### TASK TO CARRY OUT
Out of all the lines below, count those with the word "Episode". Give the number only.

### ENTRIES SUPPLIED
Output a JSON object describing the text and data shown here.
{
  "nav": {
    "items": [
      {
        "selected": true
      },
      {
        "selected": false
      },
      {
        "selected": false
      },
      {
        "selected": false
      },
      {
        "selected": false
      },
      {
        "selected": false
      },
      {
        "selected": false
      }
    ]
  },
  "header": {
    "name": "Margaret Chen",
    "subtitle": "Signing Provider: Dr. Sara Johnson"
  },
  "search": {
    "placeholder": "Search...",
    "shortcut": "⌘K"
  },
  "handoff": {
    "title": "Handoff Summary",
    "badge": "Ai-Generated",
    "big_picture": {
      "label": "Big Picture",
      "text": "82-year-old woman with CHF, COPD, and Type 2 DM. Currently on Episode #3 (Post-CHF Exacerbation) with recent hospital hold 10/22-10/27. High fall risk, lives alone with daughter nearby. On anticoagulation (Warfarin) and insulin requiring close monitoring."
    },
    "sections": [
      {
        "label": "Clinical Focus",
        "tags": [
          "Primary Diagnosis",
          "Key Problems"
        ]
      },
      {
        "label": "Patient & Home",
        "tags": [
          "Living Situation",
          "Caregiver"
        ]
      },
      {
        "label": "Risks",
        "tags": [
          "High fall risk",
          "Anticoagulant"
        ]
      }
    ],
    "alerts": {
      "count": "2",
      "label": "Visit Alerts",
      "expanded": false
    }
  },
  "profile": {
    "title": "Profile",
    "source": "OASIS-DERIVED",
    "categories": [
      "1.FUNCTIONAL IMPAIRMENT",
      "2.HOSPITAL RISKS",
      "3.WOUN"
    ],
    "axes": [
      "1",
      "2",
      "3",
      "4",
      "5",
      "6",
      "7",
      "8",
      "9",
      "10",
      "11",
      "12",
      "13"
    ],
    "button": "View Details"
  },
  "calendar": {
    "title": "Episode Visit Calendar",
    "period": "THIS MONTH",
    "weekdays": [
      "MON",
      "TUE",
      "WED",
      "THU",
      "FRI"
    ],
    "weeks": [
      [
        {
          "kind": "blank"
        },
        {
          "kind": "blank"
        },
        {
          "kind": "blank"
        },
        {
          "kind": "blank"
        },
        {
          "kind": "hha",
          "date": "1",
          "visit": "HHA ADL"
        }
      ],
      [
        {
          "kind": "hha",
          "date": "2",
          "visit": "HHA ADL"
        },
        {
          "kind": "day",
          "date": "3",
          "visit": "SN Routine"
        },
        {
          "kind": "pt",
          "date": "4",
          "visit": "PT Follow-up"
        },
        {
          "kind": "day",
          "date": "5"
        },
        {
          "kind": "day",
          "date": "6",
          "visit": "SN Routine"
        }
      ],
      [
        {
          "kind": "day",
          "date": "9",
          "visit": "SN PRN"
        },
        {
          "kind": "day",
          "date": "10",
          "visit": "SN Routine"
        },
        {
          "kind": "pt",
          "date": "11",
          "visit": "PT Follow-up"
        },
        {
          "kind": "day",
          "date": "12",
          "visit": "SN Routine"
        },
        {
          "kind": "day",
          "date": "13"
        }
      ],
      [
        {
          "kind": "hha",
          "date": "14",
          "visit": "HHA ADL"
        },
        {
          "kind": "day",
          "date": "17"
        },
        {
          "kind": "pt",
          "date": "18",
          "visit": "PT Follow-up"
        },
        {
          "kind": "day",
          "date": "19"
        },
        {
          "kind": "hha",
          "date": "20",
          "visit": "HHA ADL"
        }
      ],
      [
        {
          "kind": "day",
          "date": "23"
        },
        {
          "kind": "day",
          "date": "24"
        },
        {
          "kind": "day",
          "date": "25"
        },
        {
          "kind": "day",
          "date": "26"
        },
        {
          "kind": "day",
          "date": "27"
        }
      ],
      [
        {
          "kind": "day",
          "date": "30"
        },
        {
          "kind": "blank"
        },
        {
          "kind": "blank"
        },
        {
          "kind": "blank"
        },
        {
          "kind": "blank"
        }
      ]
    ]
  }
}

### OUTPUT OF THE TASK
2